# [Exercise directions]
Reproduce all of the material exactly as shown.

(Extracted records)
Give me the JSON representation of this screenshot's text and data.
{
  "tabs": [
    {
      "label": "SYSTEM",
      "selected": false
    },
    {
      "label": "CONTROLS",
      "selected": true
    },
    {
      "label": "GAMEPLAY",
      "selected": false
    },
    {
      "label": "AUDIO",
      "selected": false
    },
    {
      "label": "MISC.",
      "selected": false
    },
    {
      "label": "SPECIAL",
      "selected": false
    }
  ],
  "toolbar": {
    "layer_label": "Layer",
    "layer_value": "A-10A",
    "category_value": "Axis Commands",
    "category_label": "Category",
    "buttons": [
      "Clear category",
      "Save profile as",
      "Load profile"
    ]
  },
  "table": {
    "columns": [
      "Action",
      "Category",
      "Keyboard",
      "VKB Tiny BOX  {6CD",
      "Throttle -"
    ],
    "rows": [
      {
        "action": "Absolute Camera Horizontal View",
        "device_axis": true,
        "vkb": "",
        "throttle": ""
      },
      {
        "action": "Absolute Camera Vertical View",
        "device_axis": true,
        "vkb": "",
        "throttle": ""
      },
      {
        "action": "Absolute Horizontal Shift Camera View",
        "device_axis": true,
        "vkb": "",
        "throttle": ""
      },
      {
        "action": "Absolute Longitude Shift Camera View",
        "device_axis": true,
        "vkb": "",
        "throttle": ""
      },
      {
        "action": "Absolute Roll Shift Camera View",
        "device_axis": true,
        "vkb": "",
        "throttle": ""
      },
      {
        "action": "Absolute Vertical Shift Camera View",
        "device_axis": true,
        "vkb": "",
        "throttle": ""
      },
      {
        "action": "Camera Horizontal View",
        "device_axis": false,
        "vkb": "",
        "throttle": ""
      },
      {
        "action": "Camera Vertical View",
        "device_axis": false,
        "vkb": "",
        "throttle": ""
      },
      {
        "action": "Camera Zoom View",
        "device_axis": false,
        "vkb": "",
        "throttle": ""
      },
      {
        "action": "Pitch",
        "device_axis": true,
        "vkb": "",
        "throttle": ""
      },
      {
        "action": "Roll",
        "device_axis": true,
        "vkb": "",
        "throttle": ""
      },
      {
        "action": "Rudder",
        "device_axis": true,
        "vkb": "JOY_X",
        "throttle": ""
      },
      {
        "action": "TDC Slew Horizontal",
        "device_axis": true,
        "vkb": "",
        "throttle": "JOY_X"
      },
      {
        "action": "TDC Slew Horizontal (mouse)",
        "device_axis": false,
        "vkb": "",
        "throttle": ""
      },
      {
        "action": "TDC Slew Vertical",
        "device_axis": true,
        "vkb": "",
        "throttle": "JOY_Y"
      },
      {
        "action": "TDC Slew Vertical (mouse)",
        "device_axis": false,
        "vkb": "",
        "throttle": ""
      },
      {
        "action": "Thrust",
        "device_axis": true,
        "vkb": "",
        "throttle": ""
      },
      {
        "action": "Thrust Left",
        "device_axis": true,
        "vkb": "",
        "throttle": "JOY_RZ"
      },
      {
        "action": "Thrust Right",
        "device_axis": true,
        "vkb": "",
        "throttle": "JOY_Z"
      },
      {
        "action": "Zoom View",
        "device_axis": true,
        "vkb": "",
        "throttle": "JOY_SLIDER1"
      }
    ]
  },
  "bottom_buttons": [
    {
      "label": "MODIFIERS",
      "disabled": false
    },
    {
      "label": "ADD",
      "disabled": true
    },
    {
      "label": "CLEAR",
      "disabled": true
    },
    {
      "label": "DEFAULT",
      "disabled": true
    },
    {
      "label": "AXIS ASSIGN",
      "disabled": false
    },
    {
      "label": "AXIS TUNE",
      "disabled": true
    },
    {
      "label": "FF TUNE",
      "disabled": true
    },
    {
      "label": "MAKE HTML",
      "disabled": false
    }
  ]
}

# [Solution for this task]
Give me the JSON representation of this screenshot's text and data.
{
  "tabs": [
    {
      "label": "SYSTEM",
      "selected": false
    },
    {
      "label": "CONTROLS",
      "selected": true
    },
    {
      "label": "GAMEPLAY",
      "selected": false
    },
    {
      "label": "AUDIO",
      "selected": false
    },
    {
      "label": "MISC.",
      "selected": false
    },
    {
      "label": "SPECIAL",
      "selected": false
    }
  ],
  "toolbar": {
    "layer_label": "Layer",
    "layer_value": "A-10A",
    "category_value": "Axis Commands",
    "category_label": "Category",
    "buttons": [
      "Clear category",
      "Save profile as",
      "Load profile"
    ]
  },
  "table": {
    "columns": [
      "Action",
      "Category",
      "Keyboard",
      "VKB Tiny BOX  {6CD",
      "Throttle -"
    ],
    "rows": [
      {
        "action": "Absolute Camera Horizontal View",
        "device_axis": true,
        "vkb": "",
        "throttle": ""
      },
      {
        "action": "Absolute Camera Vertical View",
        "device_axis": true,
        "vkb": "",
        "throttle": ""
      },
      {
        "action": "Absolute Horizontal Shift Camera View",
        "device_axis": true,
        "vkb": "",
        "throttle": ""
      },
      {
        "action": "Absolute Longitude Shift Camera View",
        "device_axis": true,
        "vkb": "",
        "throttle": ""
      },
      {
        "action": "Absolute Roll Shift Camera View",
        "device_axis": true,
        "vkb": "",
        "throttle": ""
      },
      {
        "action": "Absolute Vertical Shift Camera View",
        "device_axis": true,
        "vkb": "",
        "throttle": ""
      },
      {
        "action": "Camera Horizontal View",
        "device_axis": false,
        "vkb": "",
        "throttle": ""
      },
      {
        "action": "Camera Vertical View",
        "device_axis": false,
        "vkb": "",
        "throttle": ""
      },
      {
        "action": "Camera Zoom View",
        "device_axis": false,
        "vkb": "",
        "throttle": ""
      },
      {
        "action": "Pitch",
        "device_axis": true,
        "vkb": "",
        "throttle": ""
      },
      {
        "action": "Roll",
        "device_axis": true,
        "vkb": "",
        "throttle": ""
      },
      {
        "action": "Rudder",
        "device_axis": true,
        "vkb": "JOY_X",
        "throttle": ""
      },
      {
        "action": "TDC Slew Horizontal",
        "device_axis": true,
        "vkb": "",
        "throttle": "JOY_X"
      },
      {
        "action": "TDC Slew Horizontal (mouse)",
        "device_axis": false,
        "vkb": "",
        "throttle": ""
      },
      {
        "action": "TDC Slew Vertical",
        "device_axis": true,
        "vkb": "",
        "throttle": "JOY_Y"
      },
      {
        "action": "TDC Slew Vertical (mouse)",
        "device_axis": false,
        "vkb": "",
        "throttle": ""
      },
      {
        "action": "Thrust",
        "device_axis": true,
        "vkb": "",
        "throttle": ""
      },
      {
        "action": "Thrust Left",
        "device_axis": true,
        "vkb": "",
        "throttle": "JOY_RZ"
      },
      {
        "action": "Thrust Right",
        "device_axis": true,
        "vkb": "",
        "throttle": "JOY_Z"
      },
      {
        "action": "Zoom View",
        "device_axis": true,
        "vkb": "",
        "throttle": "JOY_SLIDER1"
      }
    ]
  },
  "bottom_buttons": [
    {
      "label": "MODIFIERS",
      "disabled": false
    },
    {
      "label": "ADD",
      "disabled": true
    },
    {
      "label": "CLEAR",
      "disabled": true
    },
    {
      "label": "DEFAULT",
      "disabled": true
    },
    {
      "label": "AXIS ASSIGN",
      "disabled": false
    },
    {
      "label": "AXIS TUNE",
      "disabled": true
    },
    {
      "label": "FF TUNE",
      "disabled": true
    },
    {
      "label": "MAKE HTML",
      "disabled": false
    }
  ]
}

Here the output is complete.